Stored items from a collection

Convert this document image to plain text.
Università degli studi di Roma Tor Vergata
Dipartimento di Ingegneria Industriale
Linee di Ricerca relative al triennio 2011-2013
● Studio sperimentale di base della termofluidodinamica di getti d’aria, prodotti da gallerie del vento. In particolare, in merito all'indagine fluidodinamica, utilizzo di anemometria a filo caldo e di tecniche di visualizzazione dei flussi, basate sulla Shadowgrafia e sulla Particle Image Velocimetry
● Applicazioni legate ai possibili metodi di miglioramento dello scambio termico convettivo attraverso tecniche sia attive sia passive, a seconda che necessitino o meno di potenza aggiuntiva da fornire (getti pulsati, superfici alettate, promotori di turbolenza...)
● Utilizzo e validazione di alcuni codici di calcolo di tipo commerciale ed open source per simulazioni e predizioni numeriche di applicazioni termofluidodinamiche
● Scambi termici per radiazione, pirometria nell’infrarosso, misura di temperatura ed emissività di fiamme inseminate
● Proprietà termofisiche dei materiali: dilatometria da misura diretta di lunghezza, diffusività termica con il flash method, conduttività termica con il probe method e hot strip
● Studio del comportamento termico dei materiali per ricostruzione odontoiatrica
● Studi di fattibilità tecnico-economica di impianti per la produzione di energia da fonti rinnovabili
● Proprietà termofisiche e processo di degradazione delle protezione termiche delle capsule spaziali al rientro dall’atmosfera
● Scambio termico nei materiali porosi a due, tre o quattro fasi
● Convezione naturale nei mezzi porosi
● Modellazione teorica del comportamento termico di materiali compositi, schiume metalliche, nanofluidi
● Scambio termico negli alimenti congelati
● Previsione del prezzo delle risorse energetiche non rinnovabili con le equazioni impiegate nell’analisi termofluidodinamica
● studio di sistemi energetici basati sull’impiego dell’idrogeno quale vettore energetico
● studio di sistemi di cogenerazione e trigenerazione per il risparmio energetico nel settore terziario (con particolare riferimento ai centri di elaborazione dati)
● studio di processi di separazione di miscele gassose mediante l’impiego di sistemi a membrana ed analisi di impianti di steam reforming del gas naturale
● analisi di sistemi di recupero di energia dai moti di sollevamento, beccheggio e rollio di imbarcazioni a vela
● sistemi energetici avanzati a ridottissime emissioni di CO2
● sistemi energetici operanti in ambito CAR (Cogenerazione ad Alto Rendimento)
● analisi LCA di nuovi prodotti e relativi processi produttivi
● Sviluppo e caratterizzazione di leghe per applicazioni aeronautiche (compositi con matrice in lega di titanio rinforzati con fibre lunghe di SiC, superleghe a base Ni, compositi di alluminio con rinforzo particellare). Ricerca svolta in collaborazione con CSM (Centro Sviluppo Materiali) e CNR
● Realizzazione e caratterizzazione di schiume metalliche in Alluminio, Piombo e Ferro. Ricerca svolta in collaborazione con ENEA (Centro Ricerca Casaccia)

--

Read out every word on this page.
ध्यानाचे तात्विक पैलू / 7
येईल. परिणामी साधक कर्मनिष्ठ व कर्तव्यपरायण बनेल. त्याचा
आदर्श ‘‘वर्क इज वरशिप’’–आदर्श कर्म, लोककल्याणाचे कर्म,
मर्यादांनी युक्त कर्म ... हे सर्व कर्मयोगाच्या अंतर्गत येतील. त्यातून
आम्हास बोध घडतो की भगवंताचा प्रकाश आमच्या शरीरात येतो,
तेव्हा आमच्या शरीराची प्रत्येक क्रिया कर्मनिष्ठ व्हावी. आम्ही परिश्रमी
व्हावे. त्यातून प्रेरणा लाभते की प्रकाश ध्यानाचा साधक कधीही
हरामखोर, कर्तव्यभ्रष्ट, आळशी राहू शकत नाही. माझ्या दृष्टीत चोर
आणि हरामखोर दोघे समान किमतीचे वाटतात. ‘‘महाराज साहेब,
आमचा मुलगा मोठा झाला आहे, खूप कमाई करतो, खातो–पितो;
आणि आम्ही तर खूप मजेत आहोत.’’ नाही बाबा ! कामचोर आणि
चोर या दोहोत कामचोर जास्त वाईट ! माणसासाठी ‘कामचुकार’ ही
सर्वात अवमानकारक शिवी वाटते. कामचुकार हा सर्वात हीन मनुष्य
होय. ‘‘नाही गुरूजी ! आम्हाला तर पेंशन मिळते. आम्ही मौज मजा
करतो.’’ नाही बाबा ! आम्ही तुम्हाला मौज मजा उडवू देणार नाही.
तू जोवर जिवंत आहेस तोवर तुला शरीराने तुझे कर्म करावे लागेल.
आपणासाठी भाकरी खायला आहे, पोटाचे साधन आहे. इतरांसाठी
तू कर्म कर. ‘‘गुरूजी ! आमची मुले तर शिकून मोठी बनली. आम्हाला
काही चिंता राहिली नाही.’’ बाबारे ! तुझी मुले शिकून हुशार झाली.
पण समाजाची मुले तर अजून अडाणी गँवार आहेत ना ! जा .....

> _TASK STATEMENT_
Above are the records. Copy every line in them holding "prodotti".

> _TASK SOLUTION_
● Studio sperimentale di base della termofluidodinamica di getti d’aria, prodotti da gallerie del vento. In particolare, in merito all'indagine fluidodinamica, utilizzo di anemometria a filo caldo e di tecniche di visualizzazione dei flussi, basate sulla Shadowgrafia e sulla Particle Image Velocimetry
● analisi LCA di nuovi prodotti e relativi processi produttivi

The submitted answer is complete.